■ **Provided data**:
:::::

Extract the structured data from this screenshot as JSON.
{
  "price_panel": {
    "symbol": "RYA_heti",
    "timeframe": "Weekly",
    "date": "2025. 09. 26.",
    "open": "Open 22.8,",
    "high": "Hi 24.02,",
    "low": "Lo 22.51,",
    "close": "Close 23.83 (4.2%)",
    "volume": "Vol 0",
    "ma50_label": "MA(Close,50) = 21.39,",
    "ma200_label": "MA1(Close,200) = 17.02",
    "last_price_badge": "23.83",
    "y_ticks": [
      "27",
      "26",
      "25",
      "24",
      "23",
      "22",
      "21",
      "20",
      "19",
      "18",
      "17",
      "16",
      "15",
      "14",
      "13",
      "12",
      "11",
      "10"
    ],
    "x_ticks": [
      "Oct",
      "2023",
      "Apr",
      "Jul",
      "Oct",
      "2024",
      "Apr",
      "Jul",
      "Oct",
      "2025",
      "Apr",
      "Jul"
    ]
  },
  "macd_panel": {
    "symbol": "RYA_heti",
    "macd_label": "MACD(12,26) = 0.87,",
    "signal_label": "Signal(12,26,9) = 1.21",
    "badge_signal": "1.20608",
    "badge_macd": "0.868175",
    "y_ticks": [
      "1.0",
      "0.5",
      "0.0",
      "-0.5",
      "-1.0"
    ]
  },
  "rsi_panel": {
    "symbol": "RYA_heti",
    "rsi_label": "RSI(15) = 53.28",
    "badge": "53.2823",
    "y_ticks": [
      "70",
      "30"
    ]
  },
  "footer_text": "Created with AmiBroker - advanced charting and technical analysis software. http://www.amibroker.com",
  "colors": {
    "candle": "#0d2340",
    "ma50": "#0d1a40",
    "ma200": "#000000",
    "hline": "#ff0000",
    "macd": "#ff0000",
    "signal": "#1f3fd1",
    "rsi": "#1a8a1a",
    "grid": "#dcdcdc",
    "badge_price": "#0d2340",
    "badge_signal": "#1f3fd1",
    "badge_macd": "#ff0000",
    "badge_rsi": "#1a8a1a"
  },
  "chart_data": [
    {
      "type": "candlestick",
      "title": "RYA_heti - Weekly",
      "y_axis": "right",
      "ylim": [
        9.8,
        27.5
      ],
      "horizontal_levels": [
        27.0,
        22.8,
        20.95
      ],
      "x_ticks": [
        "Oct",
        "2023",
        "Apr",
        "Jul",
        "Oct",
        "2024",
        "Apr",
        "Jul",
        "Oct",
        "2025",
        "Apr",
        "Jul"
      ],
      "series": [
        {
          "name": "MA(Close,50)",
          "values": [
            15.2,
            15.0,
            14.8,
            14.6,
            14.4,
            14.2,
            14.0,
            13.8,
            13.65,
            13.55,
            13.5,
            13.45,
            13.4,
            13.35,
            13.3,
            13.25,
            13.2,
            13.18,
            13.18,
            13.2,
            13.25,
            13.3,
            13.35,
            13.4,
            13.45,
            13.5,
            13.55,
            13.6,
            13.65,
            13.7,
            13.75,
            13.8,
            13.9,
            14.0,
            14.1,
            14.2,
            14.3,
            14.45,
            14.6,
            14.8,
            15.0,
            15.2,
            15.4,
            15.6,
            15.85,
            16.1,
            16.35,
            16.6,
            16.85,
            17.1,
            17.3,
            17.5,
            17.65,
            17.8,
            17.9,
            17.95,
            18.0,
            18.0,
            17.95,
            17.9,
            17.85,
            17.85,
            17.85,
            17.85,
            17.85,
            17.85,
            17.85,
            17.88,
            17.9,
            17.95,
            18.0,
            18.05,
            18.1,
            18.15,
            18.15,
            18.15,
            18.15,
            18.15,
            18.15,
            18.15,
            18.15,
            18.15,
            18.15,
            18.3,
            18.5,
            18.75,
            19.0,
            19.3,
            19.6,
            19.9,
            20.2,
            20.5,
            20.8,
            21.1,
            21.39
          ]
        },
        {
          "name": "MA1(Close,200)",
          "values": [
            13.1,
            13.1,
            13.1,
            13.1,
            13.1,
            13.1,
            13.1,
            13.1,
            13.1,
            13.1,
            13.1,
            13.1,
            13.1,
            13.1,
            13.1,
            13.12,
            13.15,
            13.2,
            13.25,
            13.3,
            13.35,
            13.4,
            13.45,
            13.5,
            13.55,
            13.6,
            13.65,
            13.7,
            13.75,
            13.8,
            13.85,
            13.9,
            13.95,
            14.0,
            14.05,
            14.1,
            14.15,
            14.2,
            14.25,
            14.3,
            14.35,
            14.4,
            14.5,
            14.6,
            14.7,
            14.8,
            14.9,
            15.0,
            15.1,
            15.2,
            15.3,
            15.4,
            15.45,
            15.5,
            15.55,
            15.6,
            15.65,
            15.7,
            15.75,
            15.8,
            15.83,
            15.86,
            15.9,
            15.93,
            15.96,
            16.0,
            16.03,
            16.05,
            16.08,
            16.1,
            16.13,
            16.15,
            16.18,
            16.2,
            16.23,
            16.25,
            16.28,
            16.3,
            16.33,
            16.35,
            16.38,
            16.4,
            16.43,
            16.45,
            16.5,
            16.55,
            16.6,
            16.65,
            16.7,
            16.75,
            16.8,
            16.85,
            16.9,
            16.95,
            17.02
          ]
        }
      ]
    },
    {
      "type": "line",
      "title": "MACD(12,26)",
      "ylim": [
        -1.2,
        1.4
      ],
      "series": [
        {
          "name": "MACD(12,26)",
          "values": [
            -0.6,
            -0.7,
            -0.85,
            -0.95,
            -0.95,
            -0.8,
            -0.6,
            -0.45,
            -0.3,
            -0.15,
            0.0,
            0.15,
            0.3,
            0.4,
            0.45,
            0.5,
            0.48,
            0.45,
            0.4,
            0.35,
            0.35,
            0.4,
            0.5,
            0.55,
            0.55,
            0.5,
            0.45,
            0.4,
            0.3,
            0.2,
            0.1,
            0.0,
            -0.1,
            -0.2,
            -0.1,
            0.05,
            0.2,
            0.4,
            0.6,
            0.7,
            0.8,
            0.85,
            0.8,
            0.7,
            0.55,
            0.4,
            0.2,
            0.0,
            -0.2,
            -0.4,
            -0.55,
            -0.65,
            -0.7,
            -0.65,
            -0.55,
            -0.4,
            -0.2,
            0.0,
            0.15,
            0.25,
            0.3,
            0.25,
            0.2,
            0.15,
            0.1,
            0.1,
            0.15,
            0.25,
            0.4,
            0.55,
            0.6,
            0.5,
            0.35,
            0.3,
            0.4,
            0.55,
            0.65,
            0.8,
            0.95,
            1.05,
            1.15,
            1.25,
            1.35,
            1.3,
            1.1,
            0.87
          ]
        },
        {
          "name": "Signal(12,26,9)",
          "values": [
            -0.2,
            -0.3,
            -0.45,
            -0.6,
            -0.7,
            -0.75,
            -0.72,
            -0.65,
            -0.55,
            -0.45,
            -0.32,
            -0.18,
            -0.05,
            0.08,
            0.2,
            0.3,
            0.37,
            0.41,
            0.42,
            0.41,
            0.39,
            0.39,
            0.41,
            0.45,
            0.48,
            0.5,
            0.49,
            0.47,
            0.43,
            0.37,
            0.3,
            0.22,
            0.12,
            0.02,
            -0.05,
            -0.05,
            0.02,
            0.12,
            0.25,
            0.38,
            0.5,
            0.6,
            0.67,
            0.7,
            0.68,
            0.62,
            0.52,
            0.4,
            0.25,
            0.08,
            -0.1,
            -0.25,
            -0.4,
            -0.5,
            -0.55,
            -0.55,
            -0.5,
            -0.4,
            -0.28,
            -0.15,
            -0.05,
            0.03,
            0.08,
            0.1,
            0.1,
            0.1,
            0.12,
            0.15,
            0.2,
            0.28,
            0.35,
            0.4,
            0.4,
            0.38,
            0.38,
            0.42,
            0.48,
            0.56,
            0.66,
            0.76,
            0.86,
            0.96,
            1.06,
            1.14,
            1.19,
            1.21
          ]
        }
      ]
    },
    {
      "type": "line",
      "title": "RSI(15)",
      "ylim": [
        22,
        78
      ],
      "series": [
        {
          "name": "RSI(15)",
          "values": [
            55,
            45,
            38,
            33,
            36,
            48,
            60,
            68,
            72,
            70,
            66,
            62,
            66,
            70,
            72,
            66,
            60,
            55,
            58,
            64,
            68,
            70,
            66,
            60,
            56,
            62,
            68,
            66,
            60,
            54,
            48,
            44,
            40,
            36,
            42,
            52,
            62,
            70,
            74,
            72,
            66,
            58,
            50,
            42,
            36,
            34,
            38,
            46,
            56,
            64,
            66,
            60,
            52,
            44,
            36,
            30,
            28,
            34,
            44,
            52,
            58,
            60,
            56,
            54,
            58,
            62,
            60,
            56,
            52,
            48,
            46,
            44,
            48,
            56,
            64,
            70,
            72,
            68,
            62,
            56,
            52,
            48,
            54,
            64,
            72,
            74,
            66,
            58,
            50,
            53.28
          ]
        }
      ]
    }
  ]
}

:::::

■ **What the task asks**:
Copy every line of the listing where the word "name" appears.

■ **Correct output**:
          "name": "MA(Close,50)",
          "name": "MA1(Close,200)",
          "name": "MACD(12,26)",
          "name": "Signal(12,26,9)",
          "name": "RSI(15)",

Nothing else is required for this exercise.